■ WORK TO COMPLETE
The listing that follows should be copied in full and exactly, with no pictures.

------------------------------------------------------------

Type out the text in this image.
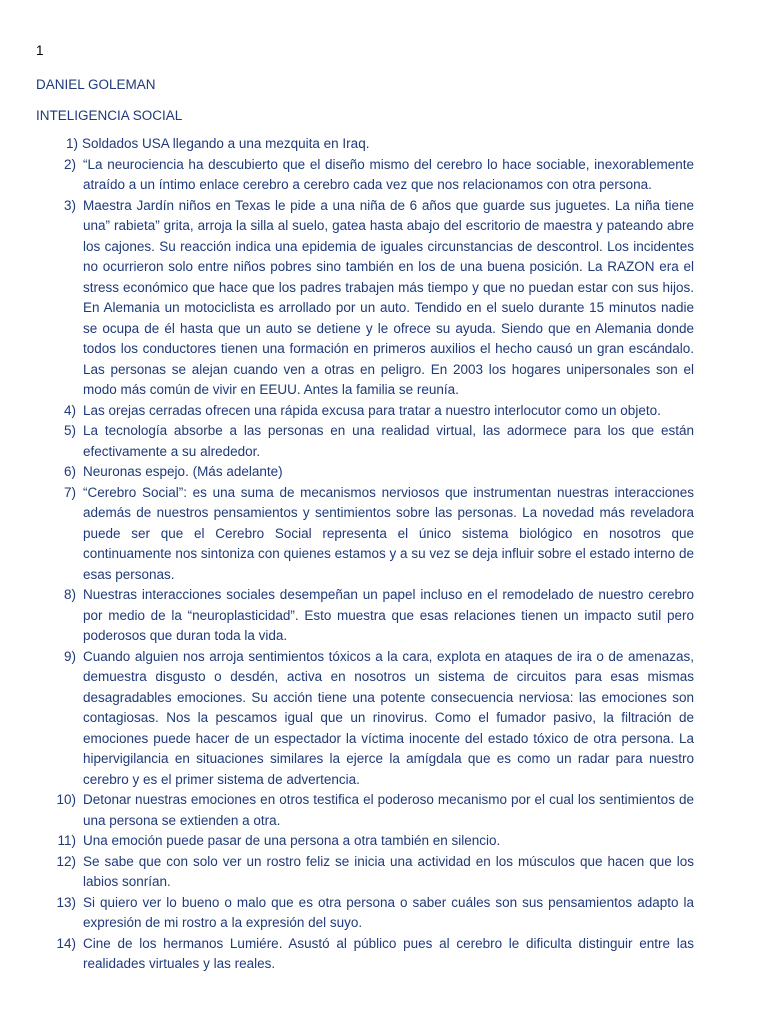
1
DANIEL GOLEMAN
INTELIGENCIA SOCIAL
1) Soldados USA llegando a una mezquita en Iraq.
2) “La neurociencia ha descubierto que el diseño mismo del cerebro lo hace sociable, inexorablemente atraído a un íntimo enlace cerebro a cerebro cada vez que nos relacionamos con otra persona.
3) Maestra Jardín niños en Texas le pide a una niña de 6 años que guarde sus juguetes. La niña tiene una” rabieta” grita, arroja la silla al suelo, gatea hasta abajo del escritorio de maestra y pateando abre los cajones. Su reacción indica una epidemia de iguales circunstancias de descontrol. Los incidentes no ocurrieron solo entre niños pobres sino también en los de una buena posición. La RAZON era el stress económico que hace que los padres trabajen más tiempo y que no puedan estar con sus hijos. En Alemania un motociclista es arrollado por un auto. Tendido en el suelo durante 15 minutos nadie se ocupa de él hasta que un auto se detiene y le ofrece su ayuda. Siendo que en Alemania donde todos los conductores tienen una formación en primeros auxilios el hecho causó un gran escándalo. Las personas se alejan cuando ven a otras en peligro. En 2003 los hogares unipersonales son el modo más común de vivir en EEUU. Antes la familia se reunía.
4) Las orejas cerradas ofrecen una rápida excusa para tratar a nuestro interlocutor como un objeto.
5) La tecnología absorbe a las personas en una realidad virtual, las adormece para los que están efectivamente a su alrededor.
6) Neuronas espejo. (Más adelante)
7) “Cerebro Social”: es una suma de mecanismos nerviosos que instrumentan nuestras interacciones además de nuestros pensamientos y sentimientos sobre las personas. La novedad más reveladora puede ser que el Cerebro Social representa el único sistema biológico en nosotros que continuamente nos sintoniza con quienes estamos y a su vez se deja influir sobre el estado interno de esas personas.
8) Nuestras interacciones sociales desempeñan un papel incluso en el remodelado de nuestro cerebro por medio de la “neuroplasticidad”. Esto muestra que esas relaciones tienen un impacto sutil pero poderosos que duran toda la vida.
9) Cuando alguien nos arroja sentimientos tóxicos a la cara, explota en ataques de ira o de amenazas, demuestra disgusto o desdén, activa en nosotros un sistema de circuitos para esas mismas desagradables emociones. Su acción tiene una potente consecuencia nerviosa: las emociones son contagiosas. Nos la pescamos igual que un rinovirus. Como el fumador pasivo, la filtración de emociones puede hacer de un espectador la víctima inocente del estado tóxico de otra persona. La hipervigilancia en situaciones similares la ejerce la amígdala que es como un radar para nuestro cerebro y es el primer sistema de advertencia.
10) Detonar nuestras emociones en otros testifica el poderoso mecanismo por el cual los sentimientos de una persona se extienden a otra.
11) Una emoción puede pasar de una persona a otra también en silencio.
12) Se sabe que con solo ver un rostro feliz se inicia una actividad en los músculos que hacen que los labios sonrían.
13) Si quiero ver lo bueno o malo que es otra persona o saber cuáles son sus pensamientos adapto la expresión de mi rostro a la expresión del suyo.
14) Cine de los hermanos Lumiére. Asustó al público pues al cerebro le dificulta distinguir entre las realidades virtuales y las reales.
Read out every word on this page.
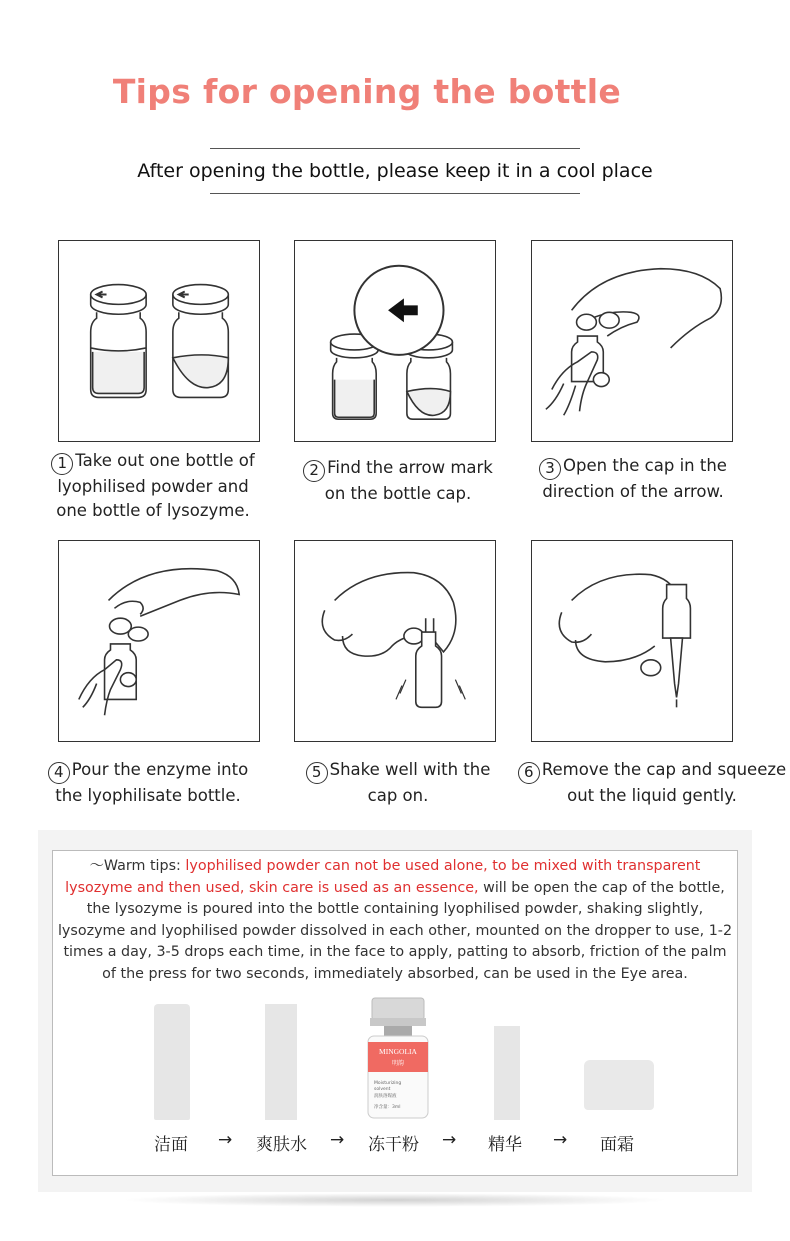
Tips for opening the bottle
After opening the bottle, please keep it in a cool place
1 Take out one bottle of
lyophilised powder and
one bottle of lysozyme.
2 Find the arrow mark
on the bottle cap.
3 Open the cap in the
direction of the arrow.
4 Pour the enzyme into
the lyophilisate bottle.
5 Shake well with the
cap on.
6 Remove the cap and squeeze
out the liquid gently.
〜Warm tips: lyophilised powder can not be used alone, to be mixed with transparent lysozyme and then used, skin care is used as an essence, will be open the cap of the bottle, the lysozyme is poured into the bottle containing lyophilised powder, shaking slightly, lysozyme and lyophilised powder dissolved in each other, mounted on the dropper to use, 1-2 times a day, 3-5 drops each time, in the face to apply, patting to absorb, friction of the palm of the press for two seconds, immediately absorbed, can be used in the Eye area.
MINGOLIA
明韵
Moisturizing
solvent
润肤溶媒液
净含量：3ml
洁面 → 爽肤水 → 冻干粉 → 精华 → 面霜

------------------------------------------------------------

■ RESULT FOR THIS TASK
Type out the text in this image.
1
DANIEL GOLEMAN
INTELIGENCIA SOCIAL
1) Soldados USA llegando a una mezquita en Iraq.
2) “La neurociencia ha descubierto que el diseño mismo del cerebro lo hace sociable, inexorablemente atraído a un íntimo enlace cerebro a cerebro cada vez que nos relacionamos con otra persona.
3) Maestra Jardín niños en Texas le pide a una niña de 6 años que guarde sus juguetes. La niña tiene una” rabieta” grita, arroja la silla al suelo, gatea hasta abajo del escritorio de maestra y pateando abre los cajones. Su reacción indica una epidemia de iguales circunstancias de descontrol. Los incidentes no ocurrieron solo entre niños pobres sino también en los de una buena posición. La RAZON era el stress económico que hace que los padres trabajen más tiempo y que no puedan estar con sus hijos. En Alemania un motociclista es arrollado por un auto. Tendido en el suelo durante 15 minutos nadie se ocupa de él hasta que un auto se detiene y le ofrece su ayuda. Siendo que en Alemania donde todos los conductores tienen una formación en primeros auxilios el hecho causó un gran escándalo. Las personas se alejan cuando ven a otras en peligro. En 2003 los hogares unipersonales son el modo más común de vivir en EEUU. Antes la familia se reunía.
4) Las orejas cerradas ofrecen una rápida excusa para tratar a nuestro interlocutor como un objeto.
5) La tecnología absorbe a las personas en una realidad virtual, las adormece para los que están efectivamente a su alrededor.
6) Neuronas espejo. (Más adelante)
7) “Cerebro Social”: es una suma de mecanismos nerviosos que instrumentan nuestras interacciones además de nuestros pensamientos y sentimientos sobre las personas. La novedad más reveladora puede ser que el Cerebro Social representa el único sistema biológico en nosotros que continuamente nos sintoniza con quienes estamos y a su vez se deja influir sobre el estado interno de esas personas.
8) Nuestras interacciones sociales desempeñan un papel incluso en el remodelado de nuestro cerebro por medio de la “neuroplasticidad”. Esto muestra que esas relaciones tienen un impacto sutil pero poderosos que duran toda la vida.
9) Cuando alguien nos arroja sentimientos tóxicos a la cara, explota en ataques de ira o de amenazas, demuestra disgusto o desdén, activa en nosotros un sistema de circuitos para esas mismas desagradables emociones. Su acción tiene una potente consecuencia nerviosa: las emociones son contagiosas. Nos la pescamos igual que un rinovirus. Como el fumador pasivo, la filtración de emociones puede hacer de un espectador la víctima inocente del estado tóxico de otra persona. La hipervigilancia en situaciones similares la ejerce la amígdala que es como un radar para nuestro cerebro y es el primer sistema de advertencia.
10) Detonar nuestras emociones en otros testifica el poderoso mecanismo por el cual los sentimientos de una persona se extienden a otra.
11) Una emoción puede pasar de una persona a otra también en silencio.
12) Se sabe que con solo ver un rostro feliz se inicia una actividad en los músculos que hacen que los labios sonrían.
13) Si quiero ver lo bueno o malo que es otra persona o saber cuáles son sus pensamientos adapto la expresión de mi rostro a la expresión del suyo.
14) Cine de los hermanos Lumiére. Asustó al público pues al cerebro le dificulta distinguir entre las realidades virtuales y las reales.
Read out every word on this page.
Tips for opening the bottle
After opening the bottle, please keep it in a cool place
1 Take out one bottle of
lyophilised powder and
one bottle of lysozyme.
2 Find the arrow mark
on the bottle cap.
3 Open the cap in the
direction of the arrow.
4 Pour the enzyme into
the lyophilisate bottle.
5 Shake well with the
cap on.
6 Remove the cap and squeeze
out the liquid gently.
〜Warm tips: lyophilised powder can not be used alone, to be mixed with transparent lysozyme and then used, skin care is used as an essence, will be open the cap of the bottle, the lysozyme is poured into the bottle containing lyophilised powder, shaking slightly, lysozyme and lyophilised powder dissolved in each other, mounted on the dropper to use, 1-2 times a day, 3-5 drops each time, in the face to apply, patting to absorb, friction of the palm of the press for two seconds, immediately absorbed, can be used in the Eye area.
MINGOLIA
明韵
Moisturizing
solvent
润肤溶媒液
净含量：3ml
洁面 → 爽肤水 → 冻干粉 → 精华 → 面霜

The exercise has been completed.